EXERCISE: Edit the lines running from the line with "x-tick-label: 5 bbox=[1144, 247, 1154, 265]" up to and including the line with "point bbox=[950, 499, 967, 516]", changing "Thickness/cm" to "Height/cm" and keeping everything else the same. Return only those lines.

Collected data entries:
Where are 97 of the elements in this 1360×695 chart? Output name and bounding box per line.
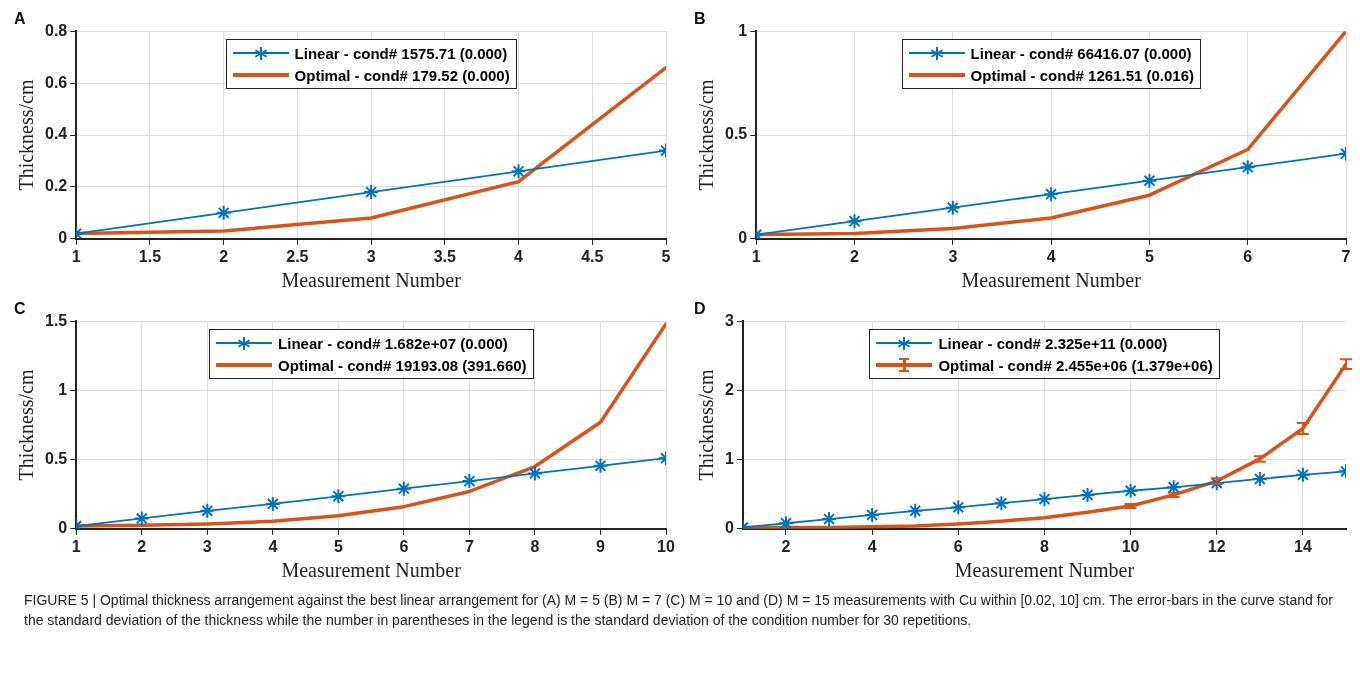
x-tick-label: 5 bbox=[1144, 247, 1154, 265]
point bbox=[777, 515, 794, 529]
point bbox=[1251, 470, 1268, 487]
point bbox=[944, 199, 961, 216]
legend-label: Linear - cond# 1575.71 (0.000) bbox=[294, 44, 508, 62]
legend-label: Optimal - cond# 179.52 (0.000) bbox=[294, 66, 510, 84]
legend-label: Linear - cond# 1.682e+07 (0.000) bbox=[278, 334, 508, 352]
x-tick-label: 10 bbox=[1121, 537, 1140, 555]
y-tick-label: 0.5 bbox=[724, 125, 748, 143]
legend-label: Linear - cond# 2.325e+11 (0.000) bbox=[938, 334, 1168, 352]
y-axis-title: Thickness/cm bbox=[695, 79, 718, 191]
x-tick-label: 7 bbox=[464, 537, 474, 555]
x-tick-label: 3 bbox=[366, 247, 376, 265]
y-tick-label: 0 bbox=[58, 519, 68, 537]
point bbox=[1294, 466, 1311, 483]
point bbox=[1122, 482, 1139, 499]
x-tick-label: 1 bbox=[751, 247, 761, 265]
x-tick-label: 4.5 bbox=[581, 247, 604, 265]
point bbox=[1036, 491, 1053, 508]
x-tick-label: 2 bbox=[137, 537, 147, 555]
y-tick-label: 0 bbox=[738, 229, 748, 247]
point bbox=[461, 473, 478, 490]
y-tick-label: 0.2 bbox=[44, 177, 68, 195]
x-tick-label: 1 bbox=[71, 537, 81, 555]
y-tick-label: 0.4 bbox=[44, 125, 68, 143]
y-tick-label: 1 bbox=[58, 380, 68, 398]
legend-label: Optimal - cond# 19193.08 (391.660) bbox=[278, 356, 527, 374]
x-axis-title: Measurement Number bbox=[954, 559, 1135, 582]
x-tick-label: 3.5 bbox=[433, 247, 457, 265]
y-tick-label: 0 bbox=[58, 229, 68, 247]
legend-label: Linear - cond# 66416.07 (0.000) bbox=[970, 44, 1192, 62]
x-tick-label: 1 bbox=[71, 247, 81, 265]
point bbox=[330, 488, 347, 505]
x-tick-label: 12 bbox=[1207, 537, 1226, 555]
point bbox=[950, 499, 967, 516]
x-tick-label: 3 bbox=[202, 537, 212, 555]
point bbox=[1208, 475, 1225, 492]
legend-label: Optimal - cond# 1261.51 (0.016) bbox=[970, 66, 1195, 84]
point bbox=[1043, 186, 1060, 203]
point bbox=[907, 502, 924, 519]
x-tick-label: 5 bbox=[333, 537, 343, 555]
point bbox=[1141, 172, 1158, 189]
x-axis-title: Measurement Number bbox=[281, 269, 462, 292]
point bbox=[363, 184, 380, 201]
point bbox=[510, 163, 527, 180]
x-tick-label: 6 bbox=[399, 537, 409, 555]
x-tick-label: 4 bbox=[1046, 247, 1056, 265]
x-tick-label: 2 bbox=[850, 247, 860, 265]
y-tick-label: 0.8 bbox=[44, 21, 68, 39]
point bbox=[846, 213, 863, 230]
y-tick-label: 0.6 bbox=[44, 73, 68, 91]
x-tick-label: 5 bbox=[661, 247, 671, 265]
x-tick-label: 2 bbox=[781, 537, 791, 555]
x-tick-label: 1.5 bbox=[138, 247, 162, 265]
x-tick-label: 8 bbox=[1040, 537, 1049, 555]
x-tick-label: 8 bbox=[530, 537, 540, 555]
point bbox=[864, 506, 881, 523]
x-tick-label: 4 bbox=[514, 247, 524, 265]
x-tick-label: 7 bbox=[1341, 247, 1351, 265]
legend-label: Optimal - cond# 2.455e+06 (1.379e+06) bbox=[938, 356, 1213, 374]
x-axis-title: Measurement Number bbox=[281, 559, 462, 582]
chart-title: D bbox=[694, 300, 706, 318]
point bbox=[395, 480, 412, 497]
point bbox=[592, 457, 609, 474]
point bbox=[526, 465, 543, 482]
point bbox=[993, 495, 1010, 512]
x-tick-label: 2.5 bbox=[286, 247, 309, 265]
caption: FIGURE 5 | Optimal thickness arrangement against the best linear arrangement for (A) M = 5 (B) M = 7 (C) M = 10 and (D) M = 15 measurements with Cu within [0.02, 10] cm. The error-bars in the curve stand for the standard deviation of the thickness while the number in parentheses in the legend is the standard deviation of the condition number for 30 repetitions. bbox=[24, 591, 1335, 630]
y-axis-title: Thickness/cm bbox=[695, 369, 718, 481]
y-axis-title: Thickness/cm bbox=[15, 369, 38, 481]
x-tick-label: 2 bbox=[219, 247, 229, 265]
x-tick-label: 10 bbox=[657, 537, 675, 555]
y-tick-label: 0 bbox=[724, 519, 734, 537]
point bbox=[133, 510, 150, 527]
point bbox=[199, 502, 216, 519]
chart-title: B bbox=[694, 10, 706, 28]
y-tick-label: 3 bbox=[724, 311, 734, 329]
y-axis-title: Thickness/cm bbox=[15, 79, 38, 191]
chart-title: A bbox=[14, 10, 26, 28]
y-tick-label: 1 bbox=[724, 450, 734, 468]
chart-title: C bbox=[14, 300, 26, 318]
y-tick-label: 2 bbox=[724, 380, 734, 398]
x-tick-label: 4 bbox=[867, 537, 877, 555]
point bbox=[1079, 486, 1096, 503]
y-tick-label: 0.5 bbox=[44, 450, 68, 468]
x-tick-label: 6 bbox=[1243, 247, 1253, 265]
point bbox=[264, 495, 281, 512]
y-tick-label: 1.5 bbox=[44, 311, 68, 329]
x-tick-label: 6 bbox=[953, 537, 963, 555]
x-tick-label: 4 bbox=[268, 537, 278, 555]
x-tick-label: 3 bbox=[948, 247, 958, 265]
x-axis-title: Measurement Number bbox=[961, 269, 1142, 292]
x-tick-label: 14 bbox=[1294, 537, 1312, 555]
x-tick-label: 9 bbox=[596, 537, 606, 555]
point bbox=[821, 511, 838, 528]
point bbox=[1239, 159, 1256, 176]
y-tick-label: 1 bbox=[738, 21, 748, 39]
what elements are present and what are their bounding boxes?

RESPONSE TO THIS EXERCISE:
x-tick-label: 5 bbox=[1144, 247, 1154, 265]
point bbox=[777, 515, 794, 529]
point bbox=[1251, 470, 1268, 487]
point bbox=[944, 199, 961, 216]
legend-label: Linear - cond# 1575.71 (0.000) bbox=[294, 44, 508, 62]
legend-label: Optimal - cond# 179.52 (0.000) bbox=[294, 66, 510, 84]
legend-label: Linear - cond# 1.682e+07 (0.000) bbox=[278, 334, 508, 352]
x-tick-label: 10 bbox=[1121, 537, 1140, 555]
y-tick-label: 0.5 bbox=[724, 125, 748, 143]
legend-label: Linear - cond# 2.325e+11 (0.000) bbox=[938, 334, 1168, 352]
y-axis-title: Height/cm bbox=[695, 79, 718, 191]
x-tick-label: 7 bbox=[464, 537, 474, 555]
x-tick-label: 3 bbox=[366, 247, 376, 265]
y-tick-label: 0 bbox=[58, 519, 68, 537]
point bbox=[1294, 466, 1311, 483]
point bbox=[1122, 482, 1139, 499]
x-tick-label: 1 bbox=[751, 247, 761, 265]
x-tick-label: 4.5 bbox=[581, 247, 604, 265]
point bbox=[1036, 491, 1053, 508]
x-tick-label: 2 bbox=[137, 537, 147, 555]
y-tick-label: 0 bbox=[738, 229, 748, 247]
point bbox=[461, 473, 478, 490]
y-tick-label: 0.2 bbox=[44, 177, 68, 195]
x-tick-label: 1 bbox=[71, 537, 81, 555]
y-tick-label: 0.4 bbox=[44, 125, 68, 143]
y-tick-label: 1 bbox=[58, 380, 68, 398]
legend-label: Optimal - cond# 19193.08 (391.660) bbox=[278, 356, 527, 374]
x-axis-title: Measurement Number bbox=[954, 559, 1135, 582]
x-tick-label: 3.5 bbox=[433, 247, 457, 265]
y-tick-label: 0 bbox=[58, 229, 68, 247]
legend-label: Linear - cond# 66416.07 (0.000) bbox=[970, 44, 1192, 62]
x-tick-label: 1 bbox=[71, 247, 81, 265]
point bbox=[330, 488, 347, 505]
x-tick-label: 12 bbox=[1207, 537, 1226, 555]
point bbox=[950, 499, 967, 516]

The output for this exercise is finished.